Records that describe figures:

☆ ☆ ☆ ☆ ☆ ☆ ☆

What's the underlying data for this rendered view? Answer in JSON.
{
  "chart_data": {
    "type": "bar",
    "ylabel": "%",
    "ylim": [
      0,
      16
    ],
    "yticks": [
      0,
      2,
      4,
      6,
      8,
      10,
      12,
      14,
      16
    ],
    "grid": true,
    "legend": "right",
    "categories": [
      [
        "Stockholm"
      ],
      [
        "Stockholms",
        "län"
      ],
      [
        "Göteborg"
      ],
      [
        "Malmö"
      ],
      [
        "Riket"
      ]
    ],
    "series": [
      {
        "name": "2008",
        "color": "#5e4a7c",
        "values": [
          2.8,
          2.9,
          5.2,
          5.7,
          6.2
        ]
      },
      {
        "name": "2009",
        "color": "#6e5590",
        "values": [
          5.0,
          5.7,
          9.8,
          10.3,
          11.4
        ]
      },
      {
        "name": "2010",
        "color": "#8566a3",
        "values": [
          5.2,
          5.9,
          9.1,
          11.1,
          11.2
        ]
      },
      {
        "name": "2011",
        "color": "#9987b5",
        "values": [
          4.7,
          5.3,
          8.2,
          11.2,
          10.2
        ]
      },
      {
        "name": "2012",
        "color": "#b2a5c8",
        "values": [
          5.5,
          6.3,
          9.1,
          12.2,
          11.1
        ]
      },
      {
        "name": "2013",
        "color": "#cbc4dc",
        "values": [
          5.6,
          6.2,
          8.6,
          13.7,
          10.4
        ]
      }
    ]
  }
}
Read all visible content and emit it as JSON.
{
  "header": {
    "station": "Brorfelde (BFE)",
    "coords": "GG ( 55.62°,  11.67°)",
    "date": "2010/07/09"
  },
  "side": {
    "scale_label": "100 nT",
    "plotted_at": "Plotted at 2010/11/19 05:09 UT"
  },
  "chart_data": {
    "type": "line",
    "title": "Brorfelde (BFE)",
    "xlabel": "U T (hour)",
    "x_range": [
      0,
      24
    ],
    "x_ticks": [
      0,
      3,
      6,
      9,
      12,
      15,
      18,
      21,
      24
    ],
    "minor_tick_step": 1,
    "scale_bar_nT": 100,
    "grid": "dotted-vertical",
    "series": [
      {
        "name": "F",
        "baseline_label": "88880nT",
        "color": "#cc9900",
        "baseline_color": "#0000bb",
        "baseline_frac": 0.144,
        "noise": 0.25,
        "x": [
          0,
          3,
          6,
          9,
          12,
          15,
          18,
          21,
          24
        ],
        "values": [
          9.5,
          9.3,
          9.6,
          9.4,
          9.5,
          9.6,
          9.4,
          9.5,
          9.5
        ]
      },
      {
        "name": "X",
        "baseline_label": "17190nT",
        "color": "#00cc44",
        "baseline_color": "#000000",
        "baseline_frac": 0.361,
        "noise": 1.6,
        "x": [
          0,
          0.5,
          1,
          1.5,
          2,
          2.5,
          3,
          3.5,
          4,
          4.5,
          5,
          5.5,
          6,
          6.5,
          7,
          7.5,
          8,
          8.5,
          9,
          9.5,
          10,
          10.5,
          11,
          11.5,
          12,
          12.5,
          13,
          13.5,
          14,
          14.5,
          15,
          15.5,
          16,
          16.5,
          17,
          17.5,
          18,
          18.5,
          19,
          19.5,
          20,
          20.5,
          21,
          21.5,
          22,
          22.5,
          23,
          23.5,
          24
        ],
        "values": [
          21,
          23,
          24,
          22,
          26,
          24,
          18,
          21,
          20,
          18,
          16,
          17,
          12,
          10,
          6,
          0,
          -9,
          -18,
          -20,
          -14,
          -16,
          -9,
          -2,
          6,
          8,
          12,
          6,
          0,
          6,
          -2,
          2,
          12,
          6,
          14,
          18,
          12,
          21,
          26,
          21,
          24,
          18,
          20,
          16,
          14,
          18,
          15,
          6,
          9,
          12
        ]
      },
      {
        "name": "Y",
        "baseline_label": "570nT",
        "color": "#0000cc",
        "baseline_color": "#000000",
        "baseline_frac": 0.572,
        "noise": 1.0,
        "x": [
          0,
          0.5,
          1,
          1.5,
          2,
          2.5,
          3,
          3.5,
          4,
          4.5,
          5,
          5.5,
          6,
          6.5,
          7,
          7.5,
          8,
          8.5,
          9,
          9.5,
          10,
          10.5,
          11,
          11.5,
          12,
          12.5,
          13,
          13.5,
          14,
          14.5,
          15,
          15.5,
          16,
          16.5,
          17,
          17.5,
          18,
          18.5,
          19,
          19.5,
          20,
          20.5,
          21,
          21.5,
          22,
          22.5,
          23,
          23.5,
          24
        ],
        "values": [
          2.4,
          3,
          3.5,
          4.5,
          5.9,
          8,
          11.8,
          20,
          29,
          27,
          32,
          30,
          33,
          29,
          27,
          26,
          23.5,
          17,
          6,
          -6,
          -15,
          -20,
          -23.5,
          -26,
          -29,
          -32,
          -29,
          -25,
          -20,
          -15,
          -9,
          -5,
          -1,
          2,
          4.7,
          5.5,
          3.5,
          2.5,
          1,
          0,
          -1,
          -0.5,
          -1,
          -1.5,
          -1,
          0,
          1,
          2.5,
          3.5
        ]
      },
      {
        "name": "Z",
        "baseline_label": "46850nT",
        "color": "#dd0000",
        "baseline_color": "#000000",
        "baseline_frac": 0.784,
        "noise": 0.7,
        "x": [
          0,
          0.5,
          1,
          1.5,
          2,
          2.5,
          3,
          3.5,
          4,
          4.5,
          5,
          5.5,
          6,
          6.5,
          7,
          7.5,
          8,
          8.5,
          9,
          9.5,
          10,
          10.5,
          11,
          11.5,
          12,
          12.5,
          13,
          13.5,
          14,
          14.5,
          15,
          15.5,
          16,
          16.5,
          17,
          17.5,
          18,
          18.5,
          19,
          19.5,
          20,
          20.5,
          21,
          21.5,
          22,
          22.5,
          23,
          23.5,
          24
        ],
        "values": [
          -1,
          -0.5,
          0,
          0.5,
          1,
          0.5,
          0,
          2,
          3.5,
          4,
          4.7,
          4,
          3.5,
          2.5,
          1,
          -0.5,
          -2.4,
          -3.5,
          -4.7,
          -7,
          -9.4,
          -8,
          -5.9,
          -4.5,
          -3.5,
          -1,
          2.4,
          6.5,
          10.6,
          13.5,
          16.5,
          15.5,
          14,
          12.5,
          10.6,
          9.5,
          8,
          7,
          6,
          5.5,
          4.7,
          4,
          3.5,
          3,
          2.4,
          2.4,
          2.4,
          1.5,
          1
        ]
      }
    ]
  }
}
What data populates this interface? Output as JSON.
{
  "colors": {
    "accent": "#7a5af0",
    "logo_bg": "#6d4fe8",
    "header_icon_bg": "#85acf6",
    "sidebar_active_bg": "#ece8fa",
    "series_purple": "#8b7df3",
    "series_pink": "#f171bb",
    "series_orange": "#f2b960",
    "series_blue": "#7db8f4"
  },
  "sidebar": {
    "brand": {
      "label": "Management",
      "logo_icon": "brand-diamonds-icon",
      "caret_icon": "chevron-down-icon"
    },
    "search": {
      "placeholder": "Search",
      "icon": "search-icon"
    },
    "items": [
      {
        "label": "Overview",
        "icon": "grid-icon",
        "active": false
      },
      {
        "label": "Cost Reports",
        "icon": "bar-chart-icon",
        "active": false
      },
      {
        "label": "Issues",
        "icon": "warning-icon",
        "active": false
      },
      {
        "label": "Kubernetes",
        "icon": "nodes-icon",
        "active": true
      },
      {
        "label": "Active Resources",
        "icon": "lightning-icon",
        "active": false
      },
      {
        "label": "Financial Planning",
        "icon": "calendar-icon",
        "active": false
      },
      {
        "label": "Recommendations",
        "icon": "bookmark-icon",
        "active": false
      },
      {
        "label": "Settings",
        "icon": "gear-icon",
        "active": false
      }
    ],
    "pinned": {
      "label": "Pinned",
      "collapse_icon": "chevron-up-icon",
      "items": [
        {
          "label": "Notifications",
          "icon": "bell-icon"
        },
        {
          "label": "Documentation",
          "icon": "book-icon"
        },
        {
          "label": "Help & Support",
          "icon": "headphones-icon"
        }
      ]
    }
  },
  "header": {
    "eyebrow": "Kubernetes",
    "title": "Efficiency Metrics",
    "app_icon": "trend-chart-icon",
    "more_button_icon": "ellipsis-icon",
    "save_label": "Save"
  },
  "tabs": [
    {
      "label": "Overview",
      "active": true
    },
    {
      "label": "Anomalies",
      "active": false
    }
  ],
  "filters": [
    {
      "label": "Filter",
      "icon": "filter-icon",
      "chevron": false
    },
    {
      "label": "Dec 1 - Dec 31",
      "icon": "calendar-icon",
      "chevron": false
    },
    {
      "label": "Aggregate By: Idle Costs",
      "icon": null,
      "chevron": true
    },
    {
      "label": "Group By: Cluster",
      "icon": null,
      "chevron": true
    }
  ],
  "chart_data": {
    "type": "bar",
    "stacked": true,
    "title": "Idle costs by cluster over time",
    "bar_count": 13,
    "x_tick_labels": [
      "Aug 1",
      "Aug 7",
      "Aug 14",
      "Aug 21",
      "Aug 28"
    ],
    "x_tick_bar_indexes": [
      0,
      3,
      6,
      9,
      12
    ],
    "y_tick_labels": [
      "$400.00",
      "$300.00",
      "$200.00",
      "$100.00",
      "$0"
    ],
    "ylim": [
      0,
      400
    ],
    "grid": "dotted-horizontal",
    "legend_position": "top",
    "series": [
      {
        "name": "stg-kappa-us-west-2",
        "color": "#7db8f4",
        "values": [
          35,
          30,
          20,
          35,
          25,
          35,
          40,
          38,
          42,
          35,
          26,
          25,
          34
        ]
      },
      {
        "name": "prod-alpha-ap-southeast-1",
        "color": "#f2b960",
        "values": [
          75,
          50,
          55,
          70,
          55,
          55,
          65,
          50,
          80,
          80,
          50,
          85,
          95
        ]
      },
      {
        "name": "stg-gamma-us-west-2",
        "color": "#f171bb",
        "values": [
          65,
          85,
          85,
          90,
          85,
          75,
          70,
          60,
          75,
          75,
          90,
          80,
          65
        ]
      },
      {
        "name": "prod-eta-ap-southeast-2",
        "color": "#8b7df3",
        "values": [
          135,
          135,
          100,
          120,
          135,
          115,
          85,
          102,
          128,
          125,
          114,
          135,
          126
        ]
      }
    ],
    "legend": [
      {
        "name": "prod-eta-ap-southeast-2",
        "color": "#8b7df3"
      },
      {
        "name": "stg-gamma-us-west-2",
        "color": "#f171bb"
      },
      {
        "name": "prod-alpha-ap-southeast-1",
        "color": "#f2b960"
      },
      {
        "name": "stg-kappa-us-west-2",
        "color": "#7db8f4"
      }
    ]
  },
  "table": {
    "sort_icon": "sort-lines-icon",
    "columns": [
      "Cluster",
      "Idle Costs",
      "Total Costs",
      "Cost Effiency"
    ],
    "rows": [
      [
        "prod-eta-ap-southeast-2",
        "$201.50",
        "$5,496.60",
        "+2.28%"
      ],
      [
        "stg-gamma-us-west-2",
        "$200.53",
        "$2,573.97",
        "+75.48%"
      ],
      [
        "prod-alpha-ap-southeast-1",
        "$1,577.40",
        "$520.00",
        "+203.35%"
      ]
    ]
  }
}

☆ ☆ ☆ ☆ ☆ ☆ ☆

Go through the records and pull out each line that includes the word "What".

What's the underlying data for this rendered view? Answer in JSON.
What data populates this interface? Output as JSON.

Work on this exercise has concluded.